**WHAT IS REQUIRED:** Reproduce each line exactly.

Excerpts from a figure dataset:
==============================
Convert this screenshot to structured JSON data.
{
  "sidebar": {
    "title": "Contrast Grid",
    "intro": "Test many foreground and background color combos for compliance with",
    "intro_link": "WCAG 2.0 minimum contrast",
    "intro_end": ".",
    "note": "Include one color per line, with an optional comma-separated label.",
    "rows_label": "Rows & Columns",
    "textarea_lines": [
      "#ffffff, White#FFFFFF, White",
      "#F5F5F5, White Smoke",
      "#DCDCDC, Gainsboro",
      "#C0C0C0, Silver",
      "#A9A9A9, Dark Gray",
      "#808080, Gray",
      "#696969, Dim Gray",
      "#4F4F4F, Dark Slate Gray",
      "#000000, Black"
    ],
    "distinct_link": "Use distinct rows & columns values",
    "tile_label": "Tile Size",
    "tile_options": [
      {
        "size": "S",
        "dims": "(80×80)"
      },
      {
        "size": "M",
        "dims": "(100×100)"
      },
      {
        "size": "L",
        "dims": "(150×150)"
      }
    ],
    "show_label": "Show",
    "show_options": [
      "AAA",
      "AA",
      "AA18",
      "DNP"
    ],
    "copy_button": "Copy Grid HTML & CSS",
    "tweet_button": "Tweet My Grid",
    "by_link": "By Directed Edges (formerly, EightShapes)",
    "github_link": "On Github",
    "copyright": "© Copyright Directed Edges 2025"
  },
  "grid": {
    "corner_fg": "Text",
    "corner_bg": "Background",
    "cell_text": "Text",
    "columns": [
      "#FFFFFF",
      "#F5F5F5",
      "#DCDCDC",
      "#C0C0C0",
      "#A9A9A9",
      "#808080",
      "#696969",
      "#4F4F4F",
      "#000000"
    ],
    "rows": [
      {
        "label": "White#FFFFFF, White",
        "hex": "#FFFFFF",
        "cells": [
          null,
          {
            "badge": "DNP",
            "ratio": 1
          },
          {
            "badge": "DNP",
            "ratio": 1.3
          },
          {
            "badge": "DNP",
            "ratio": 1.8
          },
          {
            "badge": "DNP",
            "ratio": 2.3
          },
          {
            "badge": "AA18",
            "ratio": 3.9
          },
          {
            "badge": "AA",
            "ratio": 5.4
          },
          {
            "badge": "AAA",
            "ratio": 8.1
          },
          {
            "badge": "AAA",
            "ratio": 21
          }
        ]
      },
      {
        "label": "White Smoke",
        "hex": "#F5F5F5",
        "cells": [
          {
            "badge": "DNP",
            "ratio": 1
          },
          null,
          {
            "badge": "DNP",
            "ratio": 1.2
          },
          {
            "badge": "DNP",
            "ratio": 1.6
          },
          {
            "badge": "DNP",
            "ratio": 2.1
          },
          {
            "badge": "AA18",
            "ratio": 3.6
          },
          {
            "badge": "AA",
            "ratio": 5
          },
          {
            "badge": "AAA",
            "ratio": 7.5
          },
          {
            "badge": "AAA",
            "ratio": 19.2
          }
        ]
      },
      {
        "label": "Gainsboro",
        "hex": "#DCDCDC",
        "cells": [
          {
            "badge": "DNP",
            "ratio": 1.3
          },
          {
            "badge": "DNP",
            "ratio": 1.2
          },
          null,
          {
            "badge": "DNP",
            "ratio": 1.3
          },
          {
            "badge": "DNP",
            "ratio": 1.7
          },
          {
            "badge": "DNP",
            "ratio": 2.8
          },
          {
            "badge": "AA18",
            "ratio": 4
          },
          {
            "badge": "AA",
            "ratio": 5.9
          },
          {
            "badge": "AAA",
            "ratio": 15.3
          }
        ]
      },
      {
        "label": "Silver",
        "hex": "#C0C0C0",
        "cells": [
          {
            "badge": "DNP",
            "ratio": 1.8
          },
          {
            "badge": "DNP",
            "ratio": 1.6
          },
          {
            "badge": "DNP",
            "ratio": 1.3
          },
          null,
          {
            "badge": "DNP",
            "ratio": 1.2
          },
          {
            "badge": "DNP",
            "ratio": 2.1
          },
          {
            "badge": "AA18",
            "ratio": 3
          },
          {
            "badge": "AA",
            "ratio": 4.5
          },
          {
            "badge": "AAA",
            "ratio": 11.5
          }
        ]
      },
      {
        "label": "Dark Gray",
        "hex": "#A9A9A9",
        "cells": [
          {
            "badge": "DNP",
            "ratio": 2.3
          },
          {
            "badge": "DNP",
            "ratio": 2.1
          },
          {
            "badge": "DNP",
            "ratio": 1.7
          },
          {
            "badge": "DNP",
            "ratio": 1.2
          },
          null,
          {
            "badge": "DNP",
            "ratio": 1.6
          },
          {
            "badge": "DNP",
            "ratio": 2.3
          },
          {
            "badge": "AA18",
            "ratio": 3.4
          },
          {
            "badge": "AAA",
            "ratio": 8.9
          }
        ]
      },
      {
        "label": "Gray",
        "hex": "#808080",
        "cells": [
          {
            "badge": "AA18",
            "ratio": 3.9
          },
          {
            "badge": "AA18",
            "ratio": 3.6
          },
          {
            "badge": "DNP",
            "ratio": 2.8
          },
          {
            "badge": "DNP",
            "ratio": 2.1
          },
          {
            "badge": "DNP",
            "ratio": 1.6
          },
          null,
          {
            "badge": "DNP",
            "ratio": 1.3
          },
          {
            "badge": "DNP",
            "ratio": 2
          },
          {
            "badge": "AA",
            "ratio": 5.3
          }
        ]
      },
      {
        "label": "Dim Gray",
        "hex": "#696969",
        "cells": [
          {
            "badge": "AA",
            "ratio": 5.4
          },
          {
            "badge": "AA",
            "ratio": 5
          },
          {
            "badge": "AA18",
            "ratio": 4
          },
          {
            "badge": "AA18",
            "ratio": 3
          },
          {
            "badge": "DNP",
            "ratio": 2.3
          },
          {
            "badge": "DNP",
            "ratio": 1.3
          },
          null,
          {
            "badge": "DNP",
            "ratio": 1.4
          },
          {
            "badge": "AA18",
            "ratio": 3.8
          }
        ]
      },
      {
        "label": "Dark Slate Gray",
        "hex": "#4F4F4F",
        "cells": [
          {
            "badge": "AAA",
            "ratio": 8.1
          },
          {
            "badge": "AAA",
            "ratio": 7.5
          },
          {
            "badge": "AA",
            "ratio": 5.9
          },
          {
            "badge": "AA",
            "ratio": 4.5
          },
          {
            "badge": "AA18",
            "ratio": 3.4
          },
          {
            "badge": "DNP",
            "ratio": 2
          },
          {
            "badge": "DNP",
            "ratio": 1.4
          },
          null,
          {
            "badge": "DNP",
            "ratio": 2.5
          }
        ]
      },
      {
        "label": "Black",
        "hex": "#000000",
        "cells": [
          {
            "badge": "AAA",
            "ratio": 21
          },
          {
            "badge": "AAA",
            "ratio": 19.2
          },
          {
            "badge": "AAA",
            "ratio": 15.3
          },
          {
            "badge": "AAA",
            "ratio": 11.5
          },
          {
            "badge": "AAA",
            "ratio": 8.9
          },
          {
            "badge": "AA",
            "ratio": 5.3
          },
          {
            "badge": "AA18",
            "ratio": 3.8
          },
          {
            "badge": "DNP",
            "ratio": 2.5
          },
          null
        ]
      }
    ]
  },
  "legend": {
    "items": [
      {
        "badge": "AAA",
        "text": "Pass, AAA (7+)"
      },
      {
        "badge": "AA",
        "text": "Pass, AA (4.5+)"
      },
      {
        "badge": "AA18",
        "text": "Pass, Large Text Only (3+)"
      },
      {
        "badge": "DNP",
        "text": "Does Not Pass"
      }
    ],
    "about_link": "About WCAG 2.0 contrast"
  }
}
==============================
**ANSWER IN FULL:**
Convert this screenshot to structured JSON data.
{
  "sidebar": {
    "title": "Contrast Grid",
    "intro": "Test many foreground and background color combos for compliance with",
    "intro_link": "WCAG 2.0 minimum contrast",
    "intro_end": ".",
    "note": "Include one color per line, with an optional comma-separated label.",
    "rows_label": "Rows & Columns",
    "textarea_lines": [
      "#ffffff, White#FFFFFF, White",
      "#F5F5F5, White Smoke",
      "#DCDCDC, Gainsboro",
      "#C0C0C0, Silver",
      "#A9A9A9, Dark Gray",
      "#808080, Gray",
      "#696969, Dim Gray",
      "#4F4F4F, Dark Slate Gray",
      "#000000, Black"
    ],
    "distinct_link": "Use distinct rows & columns values",
    "tile_label": "Tile Size",
    "tile_options": [
      {
        "size": "S",
        "dims": "(80×80)"
      },
      {
        "size": "M",
        "dims": "(100×100)"
      },
      {
        "size": "L",
        "dims": "(150×150)"
      }
    ],
    "show_label": "Show",
    "show_options": [
      "AAA",
      "AA",
      "AA18",
      "DNP"
    ],
    "copy_button": "Copy Grid HTML & CSS",
    "tweet_button": "Tweet My Grid",
    "by_link": "By Directed Edges (formerly, EightShapes)",
    "github_link": "On Github",
    "copyright": "© Copyright Directed Edges 2025"
  },
  "grid": {
    "corner_fg": "Text",
    "corner_bg": "Background",
    "cell_text": "Text",
    "columns": [
      "#FFFFFF",
      "#F5F5F5",
      "#DCDCDC",
      "#C0C0C0",
      "#A9A9A9",
      "#808080",
      "#696969",
      "#4F4F4F",
      "#000000"
    ],
    "rows": [
      {
        "label": "White#FFFFFF, White",
        "hex": "#FFFFFF",
        "cells": [
          null,
          {
            "badge": "DNP",
            "ratio": 1
          },
          {
            "badge": "DNP",
            "ratio": 1.3
          },
          {
            "badge": "DNP",
            "ratio": 1.8
          },
          {
            "badge": "DNP",
            "ratio": 2.3
          },
          {
            "badge": "AA18",
            "ratio": 3.9
          },
          {
            "badge": "AA",
            "ratio": 5.4
          },
          {
            "badge": "AAA",
            "ratio": 8.1
          },
          {
            "badge": "AAA",
            "ratio": 21
          }
        ]
      },
      {
        "label": "White Smoke",
        "hex": "#F5F5F5",
        "cells": [
          {
            "badge": "DNP",
            "ratio": 1
          },
          null,
          {
            "badge": "DNP",
            "ratio": 1.2
          },
          {
            "badge": "DNP",
            "ratio": 1.6
          },
          {
            "badge": "DNP",
            "ratio": 2.1
          },
          {
            "badge": "AA18",
            "ratio": 3.6
          },
          {
            "badge": "AA",
            "ratio": 5
          },
          {
            "badge": "AAA",
            "ratio": 7.5
          },
          {
            "badge": "AAA",
            "ratio": 19.2
          }
        ]
      },
      {
        "label": "Gainsboro",
        "hex": "#DCDCDC",
        "cells": [
          {
            "badge": "DNP",
            "ratio": 1.3
          },
          {
            "badge": "DNP",
            "ratio": 1.2
          },
          null,
          {
            "badge": "DNP",
            "ratio": 1.3
          },
          {
            "badge": "DNP",
            "ratio": 1.7
          },
          {
            "badge": "DNP",
            "ratio": 2.8
          },
          {
            "badge": "AA18",
            "ratio": 4
          },
          {
            "badge": "AA",
            "ratio": 5.9
          },
          {
            "badge": "AAA",
            "ratio": 15.3
          }
        ]
      },
      {
        "label": "Silver",
        "hex": "#C0C0C0",
        "cells": [
          {
            "badge": "DNP",
            "ratio": 1.8
          },
          {
            "badge": "DNP",
            "ratio": 1.6
          },
          {
            "badge": "DNP",
            "ratio": 1.3
          },
          null,
          {
            "badge": "DNP",
            "ratio": 1.2
          },
          {
            "badge": "DNP",
            "ratio": 2.1
          },
          {
            "badge": "AA18",
            "ratio": 3
          },
          {
            "badge": "AA",
            "ratio": 4.5
          },
          {
            "badge": "AAA",
            "ratio": 11.5
          }
        ]
      },
      {
        "label": "Dark Gray",
        "hex": "#A9A9A9",
        "cells": [
          {
            "badge": "DNP",
            "ratio": 2.3
          },
          {
            "badge": "DNP",
            "ratio": 2.1
          },
          {
            "badge": "DNP",
            "ratio": 1.7
          },
          {
            "badge": "DNP",
            "ratio": 1.2
          },
          null,
          {
            "badge": "DNP",
            "ratio": 1.6
          },
          {
            "badge": "DNP",
            "ratio": 2.3
          },
          {
            "badge": "AA18",
            "ratio": 3.4
          },
          {
            "badge": "AAA",
            "ratio": 8.9
          }
        ]
      },
      {
        "label": "Gray",
        "hex": "#808080",
        "cells": [
          {
            "badge": "AA18",
            "ratio": 3.9
          },
          {
            "badge": "AA18",
            "ratio": 3.6
          },
          {
            "badge": "DNP",
            "ratio": 2.8
          },
          {
            "badge": "DNP",
            "ratio": 2.1
          },
          {
            "badge": "DNP",
            "ratio": 1.6
          },
          null,
          {
            "badge": "DNP",
            "ratio": 1.3
          },
          {
            "badge": "DNP",
            "ratio": 2
          },
          {
            "badge": "AA",
            "ratio": 5.3
          }
        ]
      },
      {
        "label": "Dim Gray",
        "hex": "#696969",
        "cells": [
          {
            "badge": "AA",
            "ratio": 5.4
          },
          {
            "badge": "AA",
            "ratio": 5
          },
          {
            "badge": "AA18",
            "ratio": 4
          },
          {
            "badge": "AA18",
            "ratio": 3
          },
          {
            "badge": "DNP",
            "ratio": 2.3
          },
          {
            "badge": "DNP",
            "ratio": 1.3
          },
          null,
          {
            "badge": "DNP",
            "ratio": 1.4
          },
          {
            "badge": "AA18",
            "ratio": 3.8
          }
        ]
      },
      {
        "label": "Dark Slate Gray",
        "hex": "#4F4F4F",
        "cells": [
          {
            "badge": "AAA",
            "ratio": 8.1
          },
          {
            "badge": "AAA",
            "ratio": 7.5
          },
          {
            "badge": "AA",
            "ratio": 5.9
          },
          {
            "badge": "AA",
            "ratio": 4.5
          },
          {
            "badge": "AA18",
            "ratio": 3.4
          },
          {
            "badge": "DNP",
            "ratio": 2
          },
          {
            "badge": "DNP",
            "ratio": 1.4
          },
          null,
          {
            "badge": "DNP",
            "ratio": 2.5
          }
        ]
      },
      {
        "label": "Black",
        "hex": "#000000",
        "cells": [
          {
            "badge": "AAA",
            "ratio": 21
          },
          {
            "badge": "AAA",
            "ratio": 19.2
          },
          {
            "badge": "AAA",
            "ratio": 15.3
          },
          {
            "badge": "AAA",
            "ratio": 11.5
          },
          {
            "badge": "AAA",
            "ratio": 8.9
          },
          {
            "badge": "AA",
            "ratio": 5.3
          },
          {
            "badge": "AA18",
            "ratio": 3.8
          },
          {
            "badge": "DNP",
            "ratio": 2.5
          },
          null
        ]
      }
    ]
  },
  "legend": {
    "items": [
      {
        "badge": "AAA",
        "text": "Pass, AAA (7+)"
      },
      {
        "badge": "AA",
        "text": "Pass, AA (4.5+)"
      },
      {
        "badge": "AA18",
        "text": "Pass, Large Text Only (3+)"
      },
      {
        "badge": "DNP",
        "text": "Does Not Pass"
      }
    ],
    "about_link": "About WCAG 2.0 contrast"
  }
}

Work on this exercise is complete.